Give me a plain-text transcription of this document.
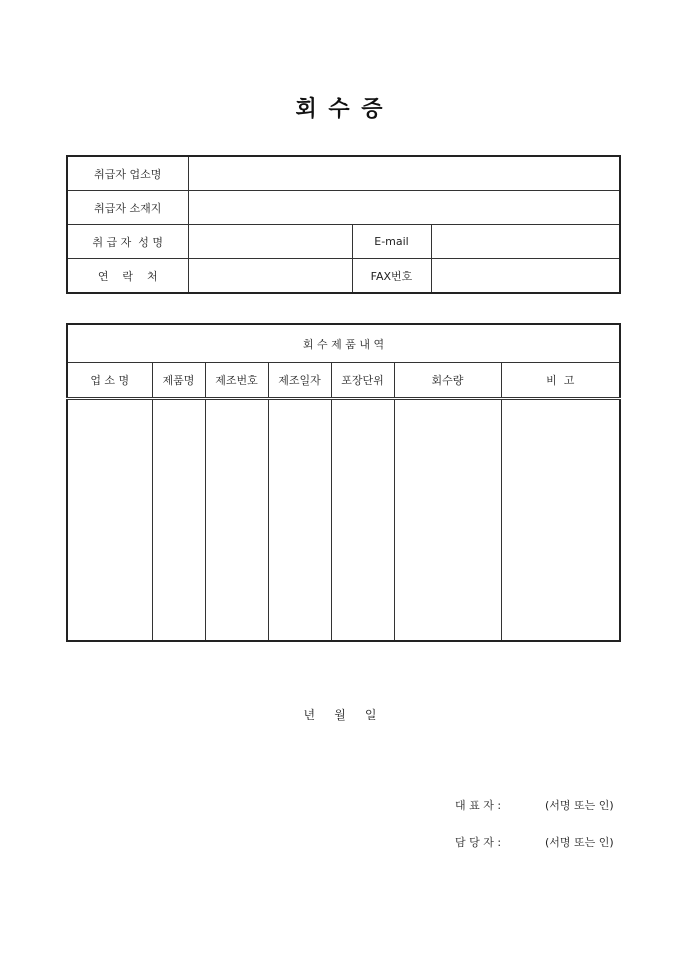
회 수 증
취급자 업소명			
취급자 소재지			
취 급 자  성 명		E-mail	
연    락    처		FAX번호	
회 수 제 품 내 역						
업 소 명	제품명	제조번호	제조일자	포장단위	회수량	비  고

년     월     일
대 표 자 :	(서명 또는 인)
담 당 자 :	(서명 또는 인)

Stated problem
Quote every record above exactly, omitting any pictures they contain.

Answer to this problem
Give me a plain-text transcription of this document.
회 수 증
취급자 업소명			
취급자 소재지			
취 급 자  성 명		E-mail	
연    락    처		FAX번호	
회 수 제 품 내 역						
업 소 명	제품명	제조번호	제조일자	포장단위	회수량	비  고

년     월     일
대 표 자 :	(서명 또는 인)
담 당 자 :	(서명 또는 인)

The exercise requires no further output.